-- INPUT DATA --
⟨

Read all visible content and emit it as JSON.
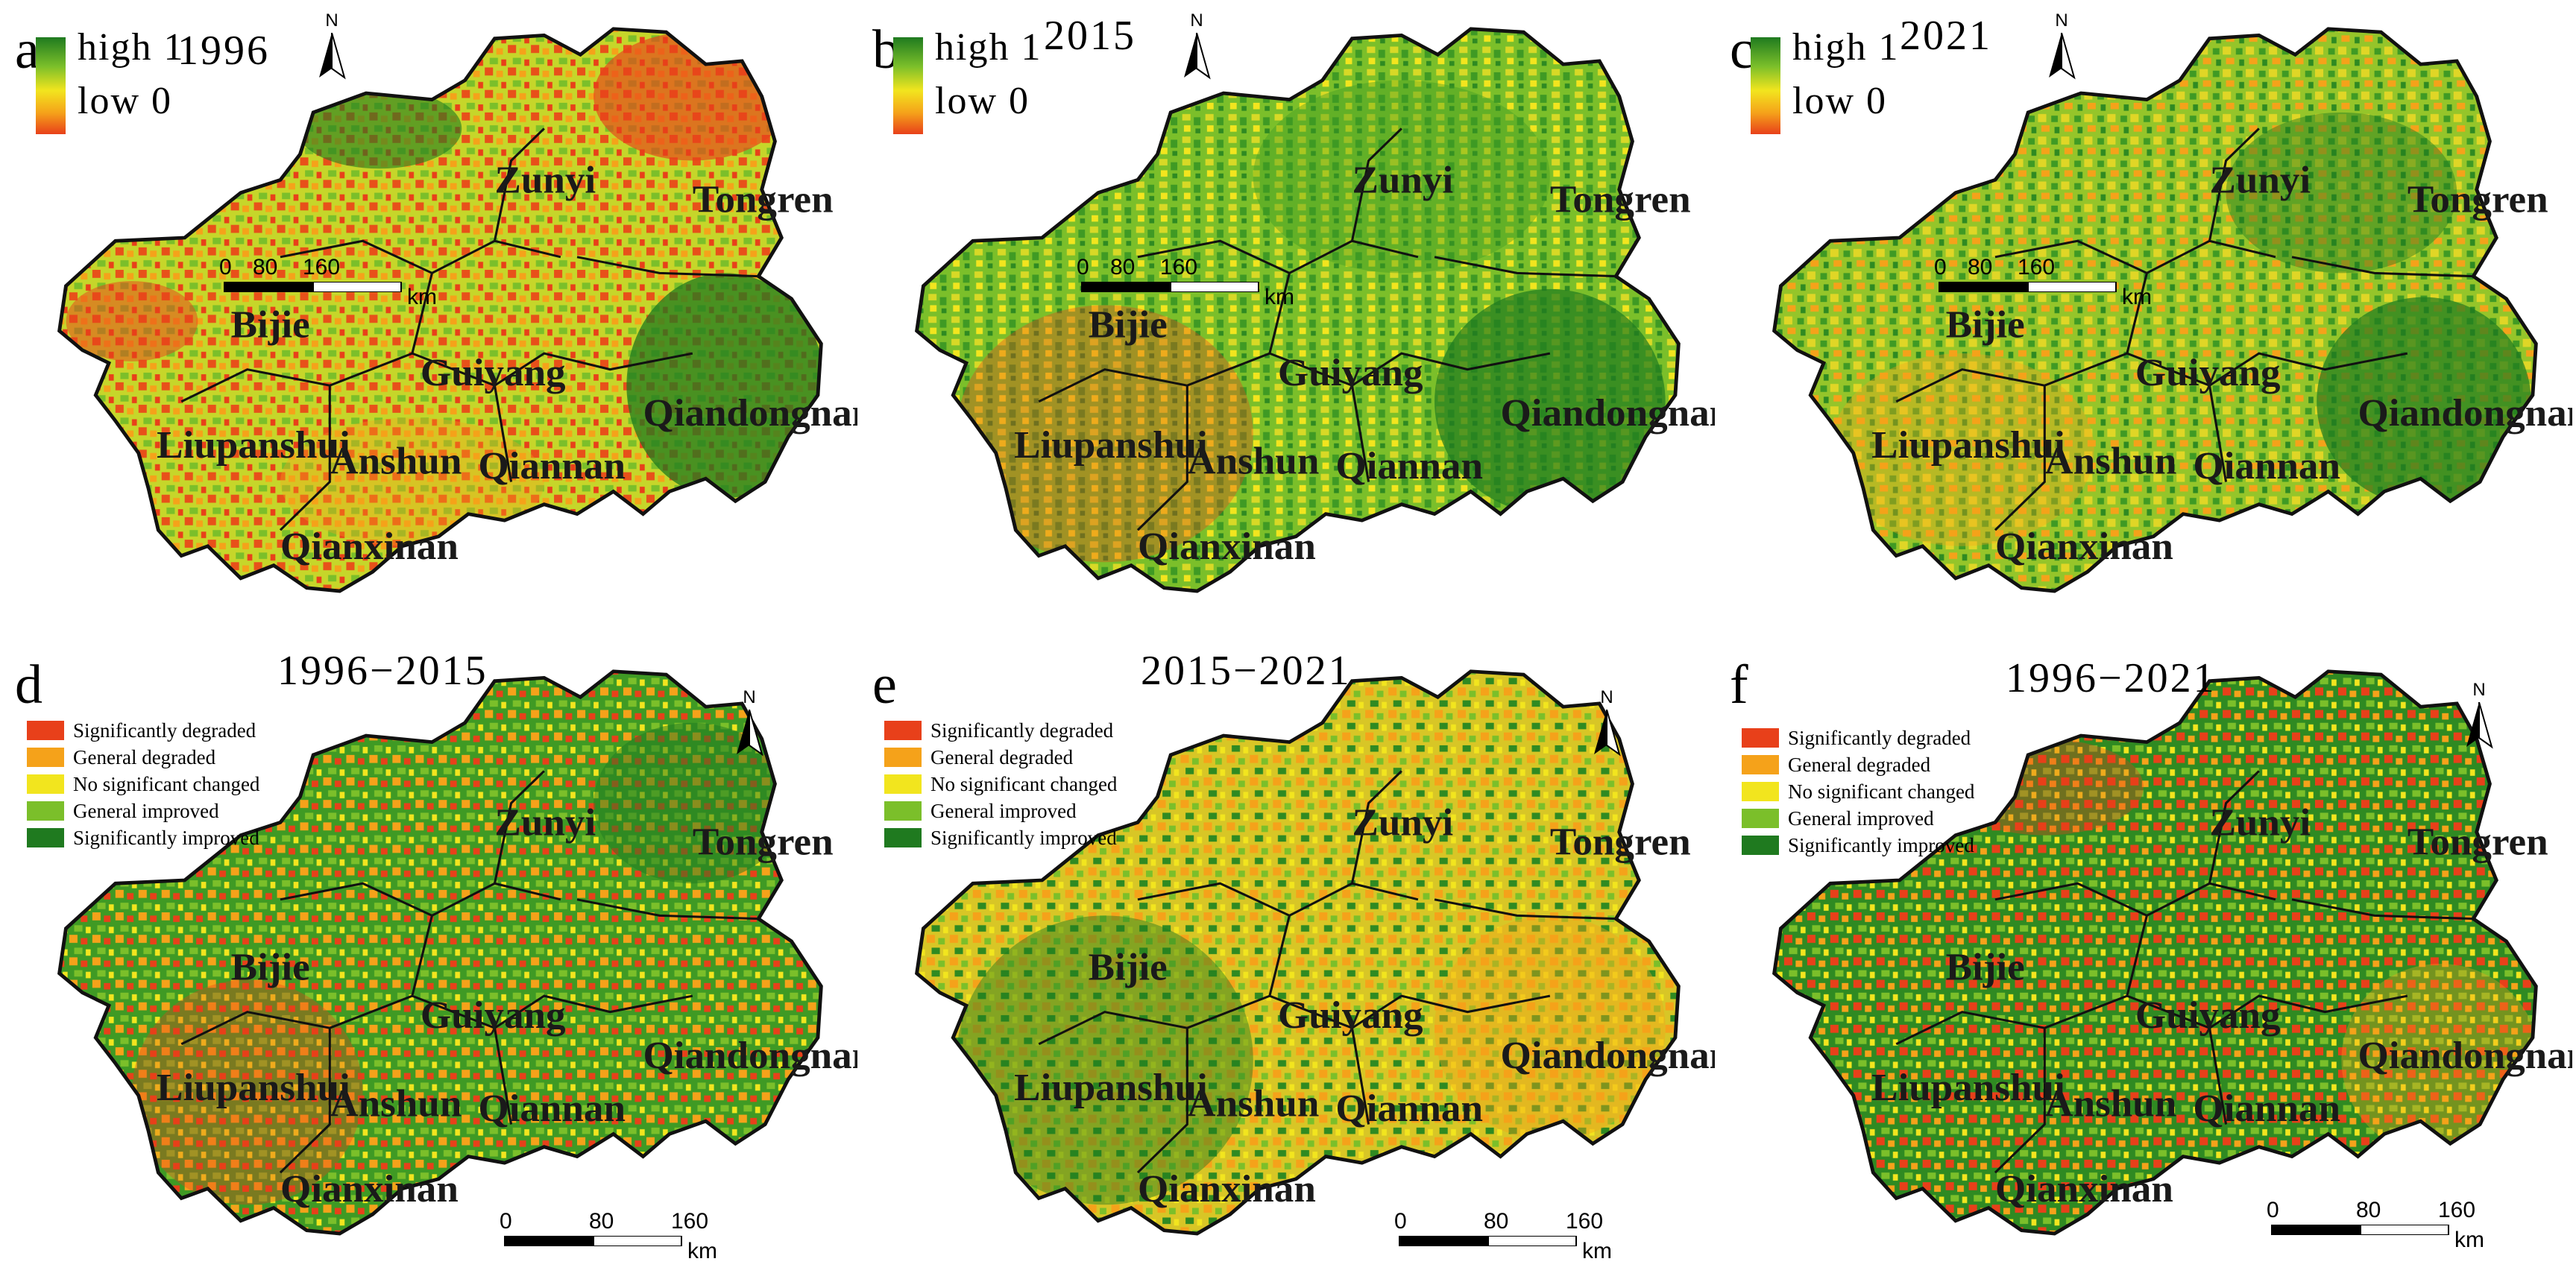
{
  "colors": {
    "sig_degraded": "#e8401a",
    "gen_degraded": "#f5a21a",
    "no_change": "#f2e51e",
    "gen_improved": "#7bbf2a",
    "sig_improved": "#1f7a1f"
  },
  "city_names": {
    "zunyi": "Zunyi",
    "tongren": "Tongren",
    "bijie": "Bijie",
    "guiyang": "Guiyang",
    "qiandongnan": "Qiandongnan",
    "liupanshui": "Liupanshui",
    "anshun": "Anshun",
    "qiannan": "Qiannan",
    "qianxinan": "Qianxinan"
  },
  "scale": {
    "ticks": [
      "0",
      "80",
      "160"
    ],
    "unit": "km"
  },
  "north_label": "N",
  "ramp": {
    "high": "high 1",
    "low": "low 0"
  },
  "legend": [
    "Significantly degraded",
    "General degraded",
    "No significant changed",
    "General improved",
    "Significantly improved"
  ],
  "panels": [
    {
      "letter": "a",
      "title": "1996",
      "type": "index"
    },
    {
      "letter": "b",
      "title": "2015",
      "type": "index"
    },
    {
      "letter": "c",
      "title": "2021",
      "type": "index"
    },
    {
      "letter": "d",
      "title": "1996−2015",
      "type": "change"
    },
    {
      "letter": "e",
      "title": "2015−2021",
      "type": "change"
    },
    {
      "letter": "f",
      "title": "1996−2021",
      "type": "change"
    }
  ]
}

⟩

-- WHAT IS BEING ASKED --
Quote everything in the listing above exactly; pictures are the only thing to omit.

-- REPLY --
Read all visible content and emit it as JSON.
{
  "colors": {
    "sig_degraded": "#e8401a",
    "gen_degraded": "#f5a21a",
    "no_change": "#f2e51e",
    "gen_improved": "#7bbf2a",
    "sig_improved": "#1f7a1f"
  },
  "city_names": {
    "zunyi": "Zunyi",
    "tongren": "Tongren",
    "bijie": "Bijie",
    "guiyang": "Guiyang",
    "qiandongnan": "Qiandongnan",
    "liupanshui": "Liupanshui",
    "anshun": "Anshun",
    "qiannan": "Qiannan",
    "qianxinan": "Qianxinan"
  },
  "scale": {
    "ticks": [
      "0",
      "80",
      "160"
    ],
    "unit": "km"
  },
  "north_label": "N",
  "ramp": {
    "high": "high 1",
    "low": "low 0"
  },
  "legend": [
    "Significantly degraded",
    "General degraded",
    "No significant changed",
    "General improved",
    "Significantly improved"
  ],
  "panels": [
    {
      "letter": "a",
      "title": "1996",
      "type": "index"
    },
    {
      "letter": "b",
      "title": "2015",
      "type": "index"
    },
    {
      "letter": "c",
      "title": "2021",
      "type": "index"
    },
    {
      "letter": "d",
      "title": "1996−2015",
      "type": "change"
    },
    {
      "letter": "e",
      "title": "2015−2021",
      "type": "change"
    },
    {
      "letter": "f",
      "title": "1996−2021",
      "type": "change"
    }
  ]
}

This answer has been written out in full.